- **Challenge**: Skip the pictures and quote all of the lines exactly.

- **Data for this exercise**:

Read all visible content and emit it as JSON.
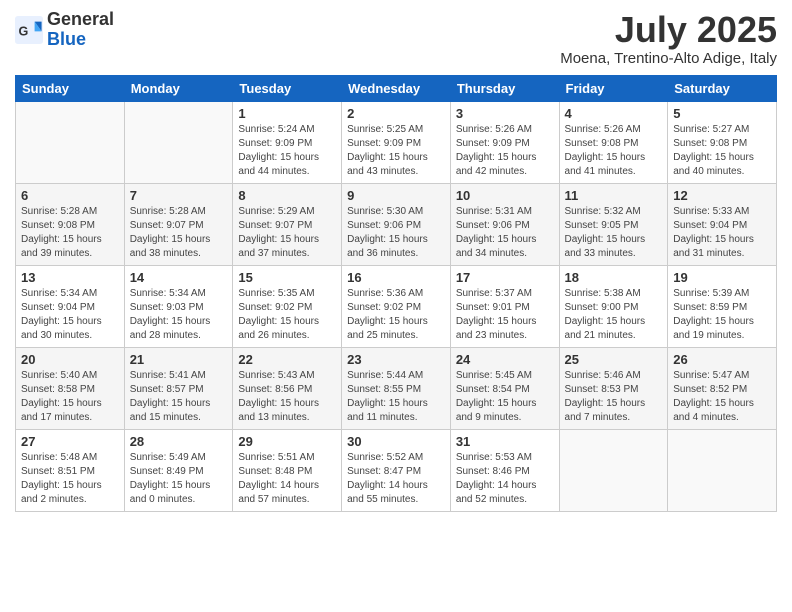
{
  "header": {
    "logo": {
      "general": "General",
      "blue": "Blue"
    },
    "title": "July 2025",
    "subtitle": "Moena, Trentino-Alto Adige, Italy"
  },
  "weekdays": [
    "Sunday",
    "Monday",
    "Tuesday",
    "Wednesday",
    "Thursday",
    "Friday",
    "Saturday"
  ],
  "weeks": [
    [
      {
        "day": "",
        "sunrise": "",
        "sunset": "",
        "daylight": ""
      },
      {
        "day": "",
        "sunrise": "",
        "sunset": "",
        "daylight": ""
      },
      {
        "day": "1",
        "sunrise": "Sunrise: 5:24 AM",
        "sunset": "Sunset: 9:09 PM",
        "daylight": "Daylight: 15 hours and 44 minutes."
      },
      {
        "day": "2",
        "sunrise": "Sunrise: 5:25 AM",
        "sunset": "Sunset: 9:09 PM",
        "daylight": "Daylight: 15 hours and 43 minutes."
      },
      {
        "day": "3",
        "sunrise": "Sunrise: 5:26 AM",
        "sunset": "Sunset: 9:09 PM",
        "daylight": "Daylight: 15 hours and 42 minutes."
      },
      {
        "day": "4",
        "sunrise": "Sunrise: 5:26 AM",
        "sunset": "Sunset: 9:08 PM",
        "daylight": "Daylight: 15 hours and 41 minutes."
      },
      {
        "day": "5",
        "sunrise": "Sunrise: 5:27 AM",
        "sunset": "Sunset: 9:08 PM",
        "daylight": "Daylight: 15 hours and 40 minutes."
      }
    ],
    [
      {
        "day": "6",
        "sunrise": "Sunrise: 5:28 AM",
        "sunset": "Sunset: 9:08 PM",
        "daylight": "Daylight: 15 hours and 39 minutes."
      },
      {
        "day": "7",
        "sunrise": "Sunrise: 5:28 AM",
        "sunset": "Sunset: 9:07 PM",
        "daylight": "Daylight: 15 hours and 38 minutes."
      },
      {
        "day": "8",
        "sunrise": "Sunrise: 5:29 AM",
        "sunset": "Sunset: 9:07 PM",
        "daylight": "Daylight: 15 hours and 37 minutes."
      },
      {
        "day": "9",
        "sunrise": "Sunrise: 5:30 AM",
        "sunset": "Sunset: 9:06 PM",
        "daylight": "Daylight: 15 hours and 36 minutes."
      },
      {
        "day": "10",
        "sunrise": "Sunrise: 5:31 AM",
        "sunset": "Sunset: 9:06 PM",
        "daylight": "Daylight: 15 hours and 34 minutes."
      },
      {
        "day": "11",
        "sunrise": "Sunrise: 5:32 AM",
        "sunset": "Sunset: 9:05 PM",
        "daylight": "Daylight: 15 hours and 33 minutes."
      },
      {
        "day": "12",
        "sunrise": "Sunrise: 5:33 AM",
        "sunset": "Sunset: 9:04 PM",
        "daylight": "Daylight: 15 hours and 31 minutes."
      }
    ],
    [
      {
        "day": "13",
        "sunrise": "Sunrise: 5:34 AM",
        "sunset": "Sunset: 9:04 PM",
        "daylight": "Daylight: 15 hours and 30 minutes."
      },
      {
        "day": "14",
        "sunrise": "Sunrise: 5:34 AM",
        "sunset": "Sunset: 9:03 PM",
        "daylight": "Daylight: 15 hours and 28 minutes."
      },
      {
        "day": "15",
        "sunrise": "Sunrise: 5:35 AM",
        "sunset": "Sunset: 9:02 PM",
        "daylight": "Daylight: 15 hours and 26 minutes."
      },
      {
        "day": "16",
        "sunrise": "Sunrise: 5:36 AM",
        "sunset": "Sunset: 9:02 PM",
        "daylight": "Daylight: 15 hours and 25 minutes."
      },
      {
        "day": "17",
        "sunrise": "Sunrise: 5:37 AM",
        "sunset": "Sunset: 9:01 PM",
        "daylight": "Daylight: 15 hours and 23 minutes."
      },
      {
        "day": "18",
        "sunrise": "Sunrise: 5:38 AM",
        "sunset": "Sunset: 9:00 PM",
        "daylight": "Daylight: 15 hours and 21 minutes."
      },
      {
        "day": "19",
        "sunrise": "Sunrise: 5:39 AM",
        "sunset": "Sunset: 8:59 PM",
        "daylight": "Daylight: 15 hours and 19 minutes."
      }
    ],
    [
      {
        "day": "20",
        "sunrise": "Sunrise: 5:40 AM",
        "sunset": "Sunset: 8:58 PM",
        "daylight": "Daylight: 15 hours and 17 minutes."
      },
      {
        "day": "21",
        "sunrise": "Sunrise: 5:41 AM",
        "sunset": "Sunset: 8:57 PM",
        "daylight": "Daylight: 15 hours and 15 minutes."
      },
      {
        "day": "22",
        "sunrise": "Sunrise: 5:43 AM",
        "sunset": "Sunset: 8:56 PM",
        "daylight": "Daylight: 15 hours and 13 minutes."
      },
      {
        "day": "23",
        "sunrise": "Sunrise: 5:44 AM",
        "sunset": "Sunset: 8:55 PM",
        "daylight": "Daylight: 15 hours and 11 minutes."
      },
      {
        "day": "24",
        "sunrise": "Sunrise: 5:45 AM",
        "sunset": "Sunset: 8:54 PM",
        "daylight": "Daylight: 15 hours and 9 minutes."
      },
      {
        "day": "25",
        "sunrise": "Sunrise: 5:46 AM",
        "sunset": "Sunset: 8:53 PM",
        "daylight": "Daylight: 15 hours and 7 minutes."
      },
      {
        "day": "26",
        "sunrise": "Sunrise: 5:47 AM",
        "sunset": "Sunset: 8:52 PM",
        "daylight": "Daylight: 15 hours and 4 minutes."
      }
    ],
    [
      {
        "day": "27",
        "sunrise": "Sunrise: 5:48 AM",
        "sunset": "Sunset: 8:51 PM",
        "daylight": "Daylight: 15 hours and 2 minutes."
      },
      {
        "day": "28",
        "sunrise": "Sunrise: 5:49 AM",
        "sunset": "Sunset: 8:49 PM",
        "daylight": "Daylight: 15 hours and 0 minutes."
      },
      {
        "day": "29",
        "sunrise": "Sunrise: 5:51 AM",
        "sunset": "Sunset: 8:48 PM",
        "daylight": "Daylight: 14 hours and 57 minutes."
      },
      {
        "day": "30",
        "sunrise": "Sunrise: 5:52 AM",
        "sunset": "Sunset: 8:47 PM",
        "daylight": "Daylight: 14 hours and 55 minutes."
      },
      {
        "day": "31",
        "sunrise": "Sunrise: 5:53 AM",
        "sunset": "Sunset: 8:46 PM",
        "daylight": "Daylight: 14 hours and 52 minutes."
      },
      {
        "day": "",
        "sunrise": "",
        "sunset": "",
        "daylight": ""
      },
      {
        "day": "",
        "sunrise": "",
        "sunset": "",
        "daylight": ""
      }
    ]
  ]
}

- **Output of the task**:
Read all visible content and emit it as JSON.
{
  "header": {
    "logo": {
      "general": "General",
      "blue": "Blue"
    },
    "title": "July 2025",
    "subtitle": "Moena, Trentino-Alto Adige, Italy"
  },
  "weekdays": [
    "Sunday",
    "Monday",
    "Tuesday",
    "Wednesday",
    "Thursday",
    "Friday",
    "Saturday"
  ],
  "weeks": [
    [
      {
        "day": "",
        "sunrise": "",
        "sunset": "",
        "daylight": ""
      },
      {
        "day": "",
        "sunrise": "",
        "sunset": "",
        "daylight": ""
      },
      {
        "day": "1",
        "sunrise": "Sunrise: 5:24 AM",
        "sunset": "Sunset: 9:09 PM",
        "daylight": "Daylight: 15 hours and 44 minutes."
      },
      {
        "day": "2",
        "sunrise": "Sunrise: 5:25 AM",
        "sunset": "Sunset: 9:09 PM",
        "daylight": "Daylight: 15 hours and 43 minutes."
      },
      {
        "day": "3",
        "sunrise": "Sunrise: 5:26 AM",
        "sunset": "Sunset: 9:09 PM",
        "daylight": "Daylight: 15 hours and 42 minutes."
      },
      {
        "day": "4",
        "sunrise": "Sunrise: 5:26 AM",
        "sunset": "Sunset: 9:08 PM",
        "daylight": "Daylight: 15 hours and 41 minutes."
      },
      {
        "day": "5",
        "sunrise": "Sunrise: 5:27 AM",
        "sunset": "Sunset: 9:08 PM",
        "daylight": "Daylight: 15 hours and 40 minutes."
      }
    ],
    [
      {
        "day": "6",
        "sunrise": "Sunrise: 5:28 AM",
        "sunset": "Sunset: 9:08 PM",
        "daylight": "Daylight: 15 hours and 39 minutes."
      },
      {
        "day": "7",
        "sunrise": "Sunrise: 5:28 AM",
        "sunset": "Sunset: 9:07 PM",
        "daylight": "Daylight: 15 hours and 38 minutes."
      },
      {
        "day": "8",
        "sunrise": "Sunrise: 5:29 AM",
        "sunset": "Sunset: 9:07 PM",
        "daylight": "Daylight: 15 hours and 37 minutes."
      },
      {
        "day": "9",
        "sunrise": "Sunrise: 5:30 AM",
        "sunset": "Sunset: 9:06 PM",
        "daylight": "Daylight: 15 hours and 36 minutes."
      },
      {
        "day": "10",
        "sunrise": "Sunrise: 5:31 AM",
        "sunset": "Sunset: 9:06 PM",
        "daylight": "Daylight: 15 hours and 34 minutes."
      },
      {
        "day": "11",
        "sunrise": "Sunrise: 5:32 AM",
        "sunset": "Sunset: 9:05 PM",
        "daylight": "Daylight: 15 hours and 33 minutes."
      },
      {
        "day": "12",
        "sunrise": "Sunrise: 5:33 AM",
        "sunset": "Sunset: 9:04 PM",
        "daylight": "Daylight: 15 hours and 31 minutes."
      }
    ],
    [
      {
        "day": "13",
        "sunrise": "Sunrise: 5:34 AM",
        "sunset": "Sunset: 9:04 PM",
        "daylight": "Daylight: 15 hours and 30 minutes."
      },
      {
        "day": "14",
        "sunrise": "Sunrise: 5:34 AM",
        "sunset": "Sunset: 9:03 PM",
        "daylight": "Daylight: 15 hours and 28 minutes."
      },
      {
        "day": "15",
        "sunrise": "Sunrise: 5:35 AM",
        "sunset": "Sunset: 9:02 PM",
        "daylight": "Daylight: 15 hours and 26 minutes."
      },
      {
        "day": "16",
        "sunrise": "Sunrise: 5:36 AM",
        "sunset": "Sunset: 9:02 PM",
        "daylight": "Daylight: 15 hours and 25 minutes."
      },
      {
        "day": "17",
        "sunrise": "Sunrise: 5:37 AM",
        "sunset": "Sunset: 9:01 PM",
        "daylight": "Daylight: 15 hours and 23 minutes."
      },
      {
        "day": "18",
        "sunrise": "Sunrise: 5:38 AM",
        "sunset": "Sunset: 9:00 PM",
        "daylight": "Daylight: 15 hours and 21 minutes."
      },
      {
        "day": "19",
        "sunrise": "Sunrise: 5:39 AM",
        "sunset": "Sunset: 8:59 PM",
        "daylight": "Daylight: 15 hours and 19 minutes."
      }
    ],
    [
      {
        "day": "20",
        "sunrise": "Sunrise: 5:40 AM",
        "sunset": "Sunset: 8:58 PM",
        "daylight": "Daylight: 15 hours and 17 minutes."
      },
      {
        "day": "21",
        "sunrise": "Sunrise: 5:41 AM",
        "sunset": "Sunset: 8:57 PM",
        "daylight": "Daylight: 15 hours and 15 minutes."
      },
      {
        "day": "22",
        "sunrise": "Sunrise: 5:43 AM",
        "sunset": "Sunset: 8:56 PM",
        "daylight": "Daylight: 15 hours and 13 minutes."
      },
      {
        "day": "23",
        "sunrise": "Sunrise: 5:44 AM",
        "sunset": "Sunset: 8:55 PM",
        "daylight": "Daylight: 15 hours and 11 minutes."
      },
      {
        "day": "24",
        "sunrise": "Sunrise: 5:45 AM",
        "sunset": "Sunset: 8:54 PM",
        "daylight": "Daylight: 15 hours and 9 minutes."
      },
      {
        "day": "25",
        "sunrise": "Sunrise: 5:46 AM",
        "sunset": "Sunset: 8:53 PM",
        "daylight": "Daylight: 15 hours and 7 minutes."
      },
      {
        "day": "26",
        "sunrise": "Sunrise: 5:47 AM",
        "sunset": "Sunset: 8:52 PM",
        "daylight": "Daylight: 15 hours and 4 minutes."
      }
    ],
    [
      {
        "day": "27",
        "sunrise": "Sunrise: 5:48 AM",
        "sunset": "Sunset: 8:51 PM",
        "daylight": "Daylight: 15 hours and 2 minutes."
      },
      {
        "day": "28",
        "sunrise": "Sunrise: 5:49 AM",
        "sunset": "Sunset: 8:49 PM",
        "daylight": "Daylight: 15 hours and 0 minutes."
      },
      {
        "day": "29",
        "sunrise": "Sunrise: 5:51 AM",
        "sunset": "Sunset: 8:48 PM",
        "daylight": "Daylight: 14 hours and 57 minutes."
      },
      {
        "day": "30",
        "sunrise": "Sunrise: 5:52 AM",
        "sunset": "Sunset: 8:47 PM",
        "daylight": "Daylight: 14 hours and 55 minutes."
      },
      {
        "day": "31",
        "sunrise": "Sunrise: 5:53 AM",
        "sunset": "Sunset: 8:46 PM",
        "daylight": "Daylight: 14 hours and 52 minutes."
      },
      {
        "day": "",
        "sunrise": "",
        "sunset": "",
        "daylight": ""
      },
      {
        "day": "",
        "sunrise": "",
        "sunset": "",
        "daylight": ""
      }
    ]
  ]
}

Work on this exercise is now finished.